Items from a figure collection
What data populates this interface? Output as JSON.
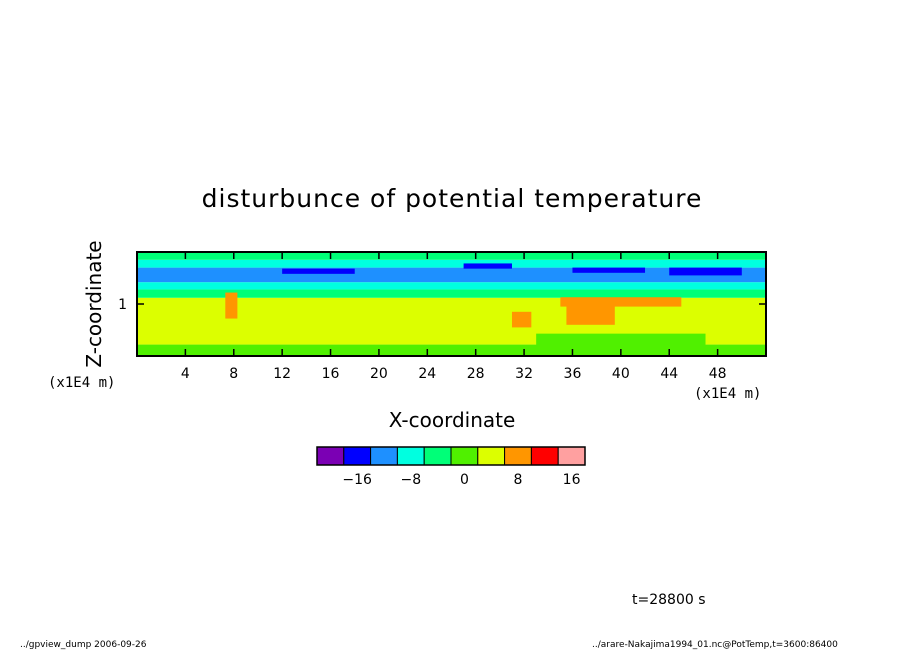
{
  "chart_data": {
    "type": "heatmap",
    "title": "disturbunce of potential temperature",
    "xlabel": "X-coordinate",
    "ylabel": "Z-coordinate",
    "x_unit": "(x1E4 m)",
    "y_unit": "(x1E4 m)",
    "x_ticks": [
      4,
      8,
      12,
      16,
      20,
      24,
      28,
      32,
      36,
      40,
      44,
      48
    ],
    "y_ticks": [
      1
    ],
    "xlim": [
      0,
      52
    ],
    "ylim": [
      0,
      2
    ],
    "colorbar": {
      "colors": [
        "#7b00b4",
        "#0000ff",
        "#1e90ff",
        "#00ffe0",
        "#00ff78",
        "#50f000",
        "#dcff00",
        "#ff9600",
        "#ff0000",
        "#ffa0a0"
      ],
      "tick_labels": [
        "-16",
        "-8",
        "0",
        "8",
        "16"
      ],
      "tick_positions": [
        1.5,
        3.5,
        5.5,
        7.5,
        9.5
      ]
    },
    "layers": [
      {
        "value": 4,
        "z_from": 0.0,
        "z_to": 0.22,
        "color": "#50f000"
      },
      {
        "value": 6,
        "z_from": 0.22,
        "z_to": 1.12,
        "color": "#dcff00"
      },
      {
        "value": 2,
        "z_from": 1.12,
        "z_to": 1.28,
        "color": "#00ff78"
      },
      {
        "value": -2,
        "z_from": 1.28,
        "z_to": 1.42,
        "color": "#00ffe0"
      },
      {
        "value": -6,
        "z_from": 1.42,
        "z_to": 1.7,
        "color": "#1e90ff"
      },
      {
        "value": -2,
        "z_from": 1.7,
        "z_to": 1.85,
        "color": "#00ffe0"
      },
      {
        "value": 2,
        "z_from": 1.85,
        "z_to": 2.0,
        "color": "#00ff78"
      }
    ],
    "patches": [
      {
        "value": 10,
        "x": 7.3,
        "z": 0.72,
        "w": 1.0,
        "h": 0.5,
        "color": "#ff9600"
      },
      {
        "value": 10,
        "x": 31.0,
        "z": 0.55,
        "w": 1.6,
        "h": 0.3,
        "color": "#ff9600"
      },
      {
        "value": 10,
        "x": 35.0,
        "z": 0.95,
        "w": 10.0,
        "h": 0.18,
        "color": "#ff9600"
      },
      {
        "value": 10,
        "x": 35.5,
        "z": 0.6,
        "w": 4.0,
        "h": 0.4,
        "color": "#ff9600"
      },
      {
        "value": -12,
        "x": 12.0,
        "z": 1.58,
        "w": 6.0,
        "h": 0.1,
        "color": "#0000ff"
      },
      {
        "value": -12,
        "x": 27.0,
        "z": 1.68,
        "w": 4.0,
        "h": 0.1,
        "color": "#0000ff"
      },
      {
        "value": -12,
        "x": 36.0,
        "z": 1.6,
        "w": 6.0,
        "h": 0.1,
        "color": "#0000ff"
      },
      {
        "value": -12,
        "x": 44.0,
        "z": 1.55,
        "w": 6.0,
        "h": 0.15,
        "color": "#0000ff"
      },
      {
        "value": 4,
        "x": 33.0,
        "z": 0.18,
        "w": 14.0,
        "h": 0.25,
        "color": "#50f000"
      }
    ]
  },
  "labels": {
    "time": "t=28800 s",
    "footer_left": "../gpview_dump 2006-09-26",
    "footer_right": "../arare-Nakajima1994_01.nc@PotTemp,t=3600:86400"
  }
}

◆ Task details ◆
In the listing above, find each line with the word "coordinate" and copy it.

◆ Exercise response ◆
    "xlabel": "X-coordinate",
    "ylabel": "Z-coordinate",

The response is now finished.